Objective
Transcribe each line exactly.

• • • •

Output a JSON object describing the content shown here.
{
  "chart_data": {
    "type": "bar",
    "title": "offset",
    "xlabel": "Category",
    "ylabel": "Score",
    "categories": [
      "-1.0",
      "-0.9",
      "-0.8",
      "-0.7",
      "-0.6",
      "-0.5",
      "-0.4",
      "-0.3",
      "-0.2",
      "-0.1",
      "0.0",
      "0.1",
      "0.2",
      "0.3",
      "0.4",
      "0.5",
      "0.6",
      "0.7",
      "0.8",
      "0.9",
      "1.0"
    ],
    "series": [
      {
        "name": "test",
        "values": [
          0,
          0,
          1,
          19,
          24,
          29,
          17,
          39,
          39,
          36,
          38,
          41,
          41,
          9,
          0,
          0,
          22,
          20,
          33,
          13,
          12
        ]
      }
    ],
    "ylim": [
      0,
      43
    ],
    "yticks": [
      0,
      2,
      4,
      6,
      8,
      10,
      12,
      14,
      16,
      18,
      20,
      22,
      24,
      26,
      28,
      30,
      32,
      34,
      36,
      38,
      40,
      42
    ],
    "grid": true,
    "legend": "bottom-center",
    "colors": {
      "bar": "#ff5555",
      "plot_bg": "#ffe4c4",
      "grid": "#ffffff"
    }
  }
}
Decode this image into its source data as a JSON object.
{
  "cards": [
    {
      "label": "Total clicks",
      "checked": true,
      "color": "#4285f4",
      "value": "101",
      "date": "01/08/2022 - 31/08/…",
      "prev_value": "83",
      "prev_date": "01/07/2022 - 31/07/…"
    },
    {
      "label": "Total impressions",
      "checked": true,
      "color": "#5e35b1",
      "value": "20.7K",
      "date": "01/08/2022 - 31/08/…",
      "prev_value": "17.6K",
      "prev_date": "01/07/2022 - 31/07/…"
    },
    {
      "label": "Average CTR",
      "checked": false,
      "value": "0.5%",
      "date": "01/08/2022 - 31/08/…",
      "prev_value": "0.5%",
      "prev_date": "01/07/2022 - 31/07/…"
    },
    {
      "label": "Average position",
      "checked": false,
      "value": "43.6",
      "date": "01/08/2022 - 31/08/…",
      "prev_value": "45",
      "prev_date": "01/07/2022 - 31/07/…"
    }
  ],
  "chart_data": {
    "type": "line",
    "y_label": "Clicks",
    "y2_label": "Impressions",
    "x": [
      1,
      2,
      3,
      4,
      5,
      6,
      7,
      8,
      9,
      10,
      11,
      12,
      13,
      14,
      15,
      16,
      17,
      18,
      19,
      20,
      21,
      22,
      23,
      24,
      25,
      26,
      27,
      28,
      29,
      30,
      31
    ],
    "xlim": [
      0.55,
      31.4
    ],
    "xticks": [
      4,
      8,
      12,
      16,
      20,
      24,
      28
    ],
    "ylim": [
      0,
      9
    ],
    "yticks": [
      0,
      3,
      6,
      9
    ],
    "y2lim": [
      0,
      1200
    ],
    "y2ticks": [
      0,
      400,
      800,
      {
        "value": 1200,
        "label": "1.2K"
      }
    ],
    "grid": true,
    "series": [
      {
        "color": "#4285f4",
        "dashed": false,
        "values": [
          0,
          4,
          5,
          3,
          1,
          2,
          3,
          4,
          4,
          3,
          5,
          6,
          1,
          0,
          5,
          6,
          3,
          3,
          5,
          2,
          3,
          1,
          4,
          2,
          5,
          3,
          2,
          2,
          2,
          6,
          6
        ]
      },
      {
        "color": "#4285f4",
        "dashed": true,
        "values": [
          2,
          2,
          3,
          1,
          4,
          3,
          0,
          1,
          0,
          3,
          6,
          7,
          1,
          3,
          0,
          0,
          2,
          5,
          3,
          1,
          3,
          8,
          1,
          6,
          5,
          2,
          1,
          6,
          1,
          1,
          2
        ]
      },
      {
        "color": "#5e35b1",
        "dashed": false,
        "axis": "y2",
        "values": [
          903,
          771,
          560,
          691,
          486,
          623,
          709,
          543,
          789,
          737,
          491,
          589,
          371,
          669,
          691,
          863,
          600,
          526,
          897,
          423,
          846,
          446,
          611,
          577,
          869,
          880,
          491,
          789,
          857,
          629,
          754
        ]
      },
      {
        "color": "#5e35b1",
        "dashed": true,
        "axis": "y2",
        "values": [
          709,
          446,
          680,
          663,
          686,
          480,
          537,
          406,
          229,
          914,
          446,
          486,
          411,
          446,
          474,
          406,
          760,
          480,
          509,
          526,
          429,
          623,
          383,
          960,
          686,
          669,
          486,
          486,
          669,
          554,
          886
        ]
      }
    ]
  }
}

• • • •

Response to this exercise
Output a JSON object describing the content shown here.
{
  "chart_data": {
    "type": "bar",
    "title": "offset",
    "xlabel": "Category",
    "ylabel": "Score",
    "categories": [
      "-1.0",
      "-0.9",
      "-0.8",
      "-0.7",
      "-0.6",
      "-0.5",
      "-0.4",
      "-0.3",
      "-0.2",
      "-0.1",
      "0.0",
      "0.1",
      "0.2",
      "0.3",
      "0.4",
      "0.5",
      "0.6",
      "0.7",
      "0.8",
      "0.9",
      "1.0"
    ],
    "series": [
      {
        "name": "test",
        "values": [
          0,
          0,
          1,
          19,
          24,
          29,
          17,
          39,
          39,
          36,
          38,
          41,
          41,
          9,
          0,
          0,
          22,
          20,
          33,
          13,
          12
        ]
      }
    ],
    "ylim": [
      0,
      43
    ],
    "yticks": [
      0,
      2,
      4,
      6,
      8,
      10,
      12,
      14,
      16,
      18,
      20,
      22,
      24,
      26,
      28,
      30,
      32,
      34,
      36,
      38,
      40,
      42
    ],
    "grid": true,
    "legend": "bottom-center",
    "colors": {
      "bar": "#ff5555",
      "plot_bg": "#ffe4c4",
      "grid": "#ffffff"
    }
  }
}
Decode this image into its source data as a JSON object.
{
  "cards": [
    {
      "label": "Total clicks",
      "checked": true,
      "color": "#4285f4",
      "value": "101",
      "date": "01/08/2022 - 31/08/…",
      "prev_value": "83",
      "prev_date": "01/07/2022 - 31/07/…"
    },
    {
      "label": "Total impressions",
      "checked": true,
      "color": "#5e35b1",
      "value": "20.7K",
      "date": "01/08/2022 - 31/08/…",
      "prev_value": "17.6K",
      "prev_date": "01/07/2022 - 31/07/…"
    },
    {
      "label": "Average CTR",
      "checked": false,
      "value": "0.5%",
      "date": "01/08/2022 - 31/08/…",
      "prev_value": "0.5%",
      "prev_date": "01/07/2022 - 31/07/…"
    },
    {
      "label": "Average position",
      "checked": false,
      "value": "43.6",
      "date": "01/08/2022 - 31/08/…",
      "prev_value": "45",
      "prev_date": "01/07/2022 - 31/07/…"
    }
  ],
  "chart_data": {
    "type": "line",
    "y_label": "Clicks",
    "y2_label": "Impressions",
    "x": [
      1,
      2,
      3,
      4,
      5,
      6,
      7,
      8,
      9,
      10,
      11,
      12,
      13,
      14,
      15,
      16,
      17,
      18,
      19,
      20,
      21,
      22,
      23,
      24,
      25,
      26,
      27,
      28,
      29,
      30,
      31
    ],
    "xlim": [
      0.55,
      31.4
    ],
    "xticks": [
      4,
      8,
      12,
      16,
      20,
      24,
      28
    ],
    "ylim": [
      0,
      9
    ],
    "yticks": [
      0,
      3,
      6,
      9
    ],
    "y2lim": [
      0,
      1200
    ],
    "y2ticks": [
      0,
      400,
      800,
      {
        "value": 1200,
        "label": "1.2K"
      }
    ],
    "grid": true,
    "series": [
      {
        "color": "#4285f4",
        "dashed": false,
        "values": [
          0,
          4,
          5,
          3,
          1,
          2,
          3,
          4,
          4,
          3,
          5,
          6,
          1,
          0,
          5,
          6,
          3,
          3,
          5,
          2,
          3,
          1,
          4,
          2,
          5,
          3,
          2,
          2,
          2,
          6,
          6
        ]
      },
      {
        "color": "#4285f4",
        "dashed": true,
        "values": [
          2,
          2,
          3,
          1,
          4,
          3,
          0,
          1,
          0,
          3,
          6,
          7,
          1,
          3,
          0,
          0,
          2,
          5,
          3,
          1,
          3,
          8,
          1,
          6,
          5,
          2,
          1,
          6,
          1,
          1,
          2
        ]
      },
      {
        "color": "#5e35b1",
        "dashed": false,
        "axis": "y2",
        "values": [
          903,
          771,
          560,
          691,
          486,
          623,
          709,
          543,
          789,
          737,
          491,
          589,
          371,
          669,
          691,
          863,
          600,
          526,
          897,
          423,
          846,
          446,
          611,
          577,
          869,
          880,
          491,
          789,
          857,
          629,
          754
        ]
      },
      {
        "color": "#5e35b1",
        "dashed": true,
        "axis": "y2",
        "values": [
          709,
          446,
          680,
          663,
          686,
          480,
          537,
          406,
          229,
          914,
          446,
          486,
          411,
          446,
          474,
          406,
          760,
          480,
          509,
          526,
          429,
          623,
          383,
          960,
          686,
          669,
          486,
          486,
          669,
          554,
          886
        ]
      }
    ]
  }
}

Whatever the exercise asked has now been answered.